DIRECTIONS. Each line holding the word "RECEIVER" counts once; give the total and nothing more.

DATASET EXTRACT.
§ §
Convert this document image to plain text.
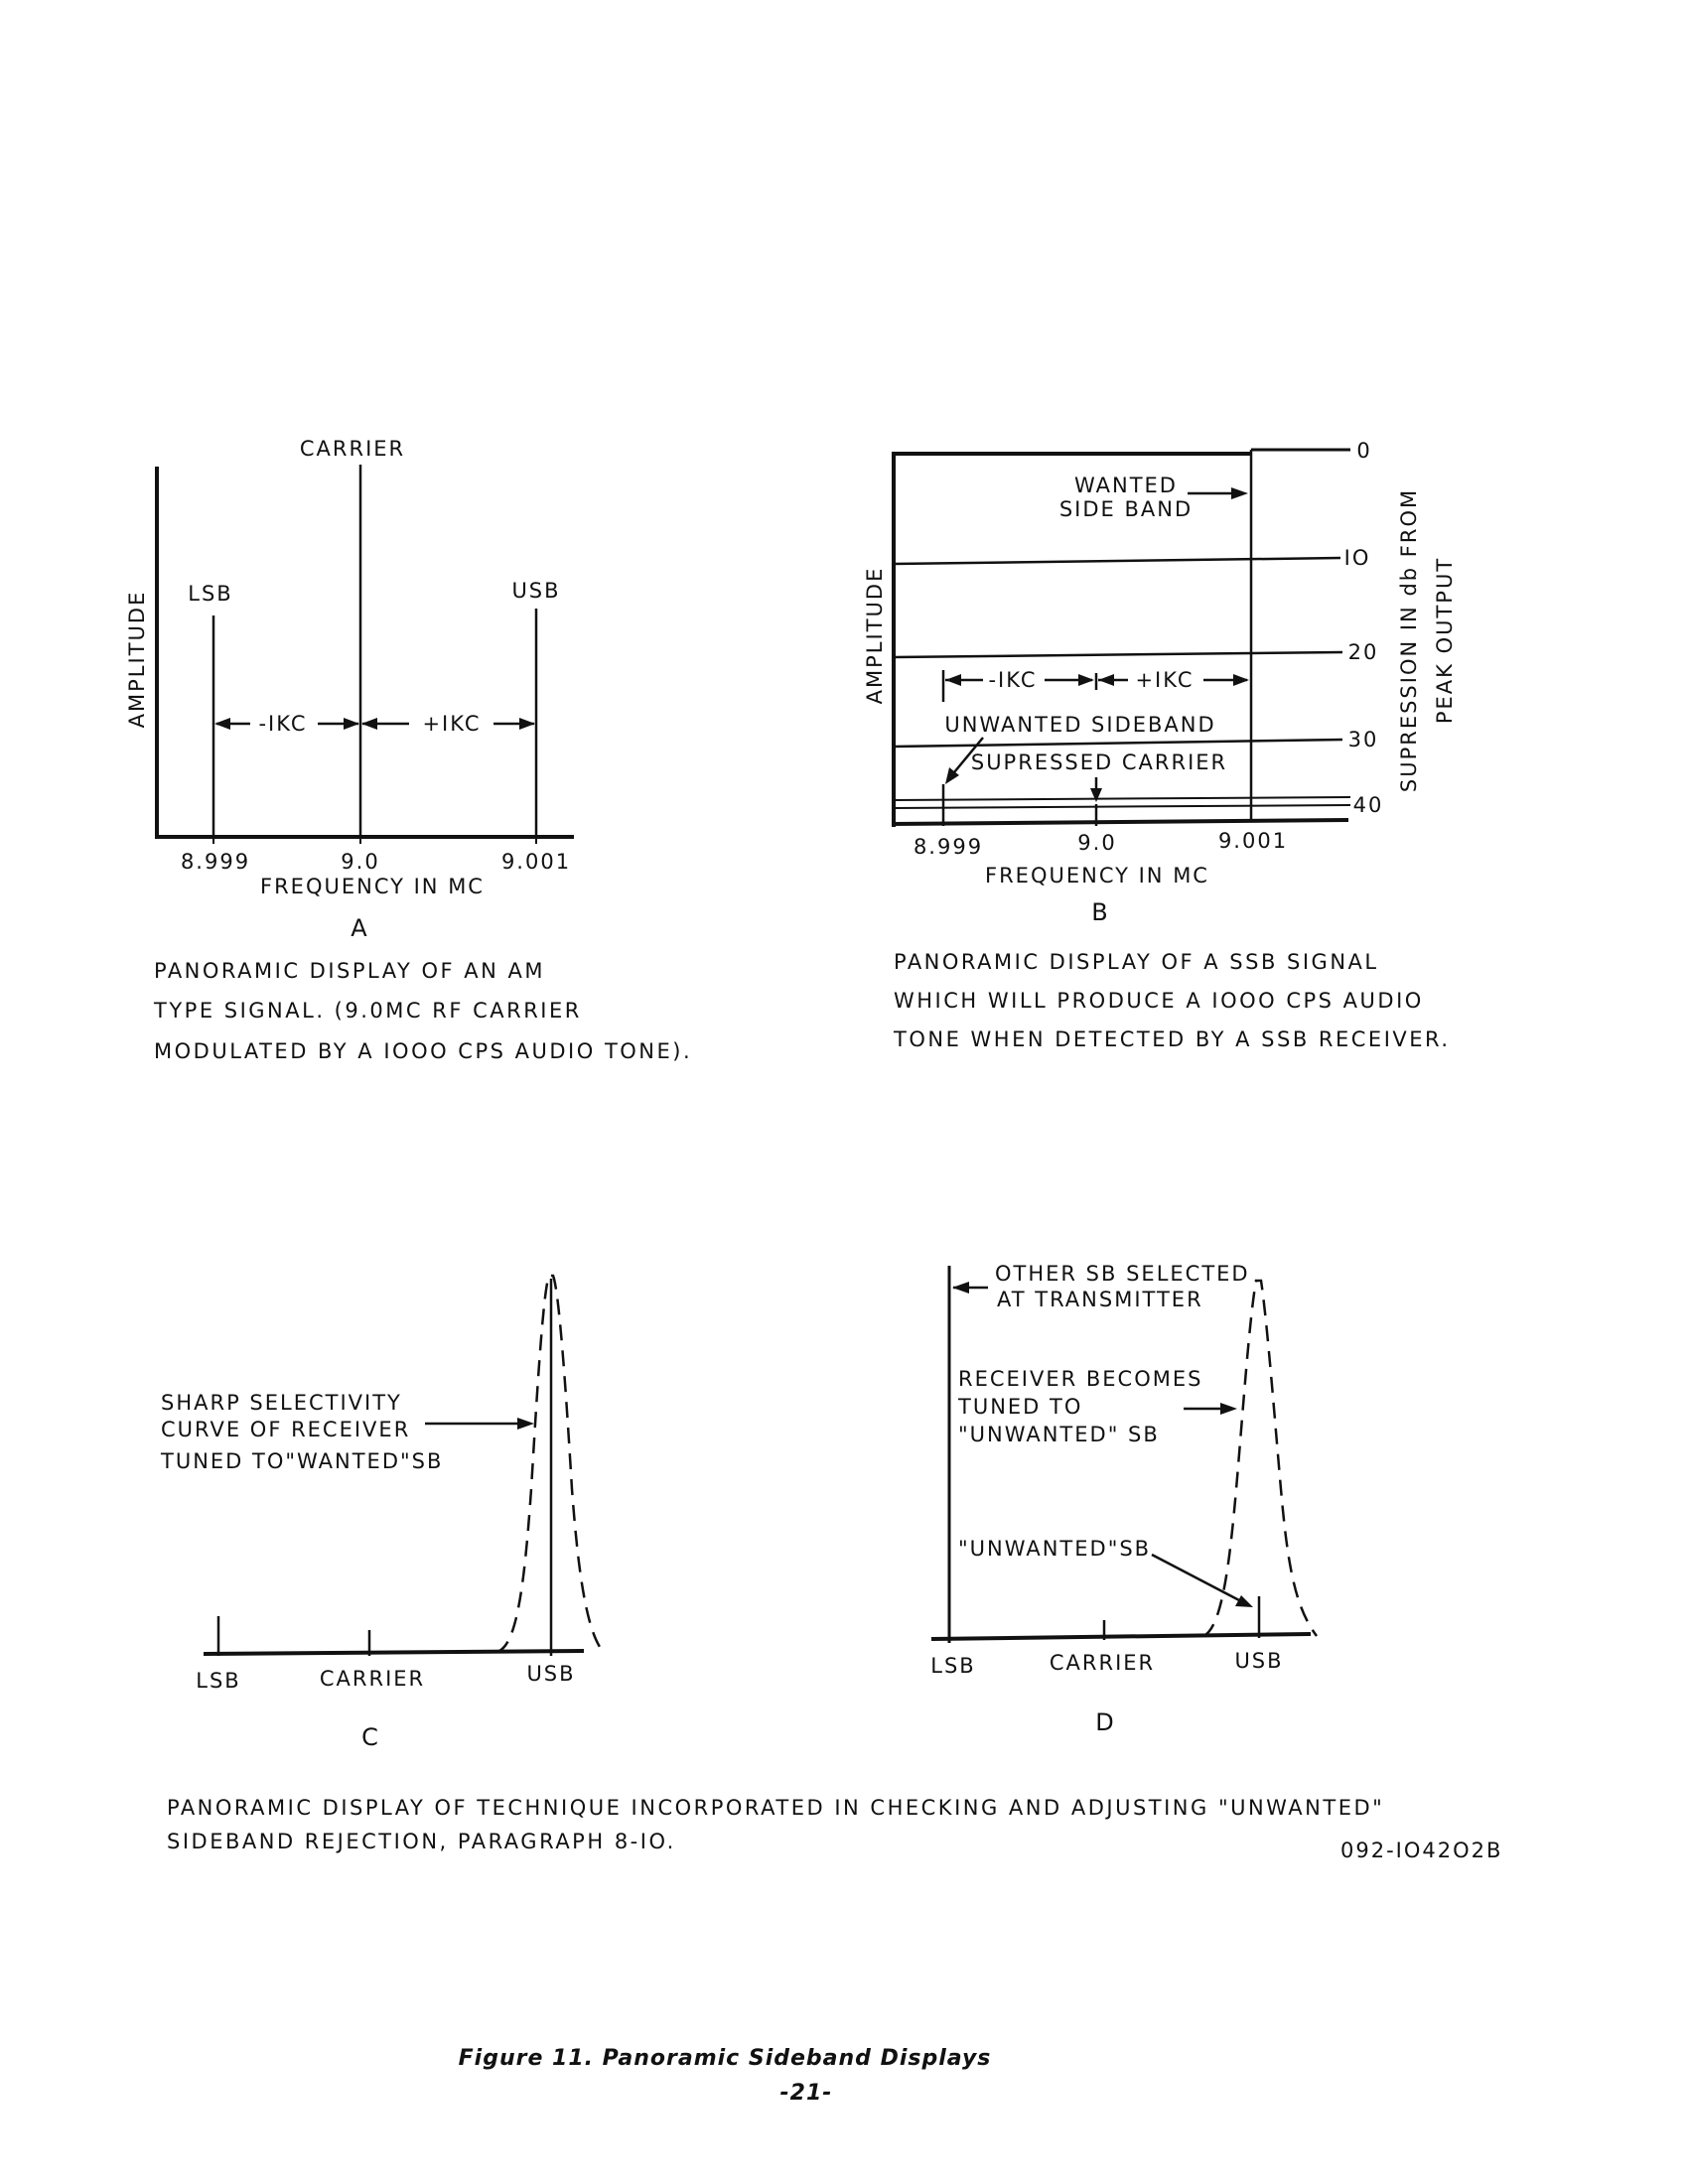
CARRIER
LSB	USB
AMPLITUDE	-IKC	+IKC
8.999	9.0	9.001
FREQUENCY IN MC
A
PANORAMIC DISPLAY OF AN AM
TYPE SIGNAL. (9.0MC RF CARRIER
MODULATED BY A IOOO CPS AUDIO TONE).
WANTED
SIDE BAND
AMPLITUDE	-IKC	+IKC
UNWANTED SIDEBAND
SUPRESSED CARRIER
0
IO
20
30
40
SUPRESSION IN db FROM PEAK OUTPUT
8.999	9.0	9.001
FREQUENCY IN MC
B
PANORAMIC DISPLAY OF A SSB SIGNAL
WHICH WILL PRODUCE A IOOO CPS AUDIO
TONE WHEN DETECTED BY A SSB RECEIVER.
SHARP SELECTIVITY
CURVE OF RECEIVER
TUNED TO"WANTED"SB
LSB	CARRIER	USB
C
OTHER SB SELECTED
AT TRANSMITTER
RECEIVER BECOMES
TUNED TO
"UNWANTED" SB
"UNWANTED"SB
LSB	CARRIER	USB
D
PANORAMIC DISPLAY OF TECHNIQUE INCORPORATED IN CHECKING AND ADJUSTING "UNWANTED"
SIDEBAND REJECTION, PARAGRAPH 8-IO.	092-IO42O2B
Figure 11. Panoramic Sideband Displays
-21-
§ §
SOLUTION BELOW. 3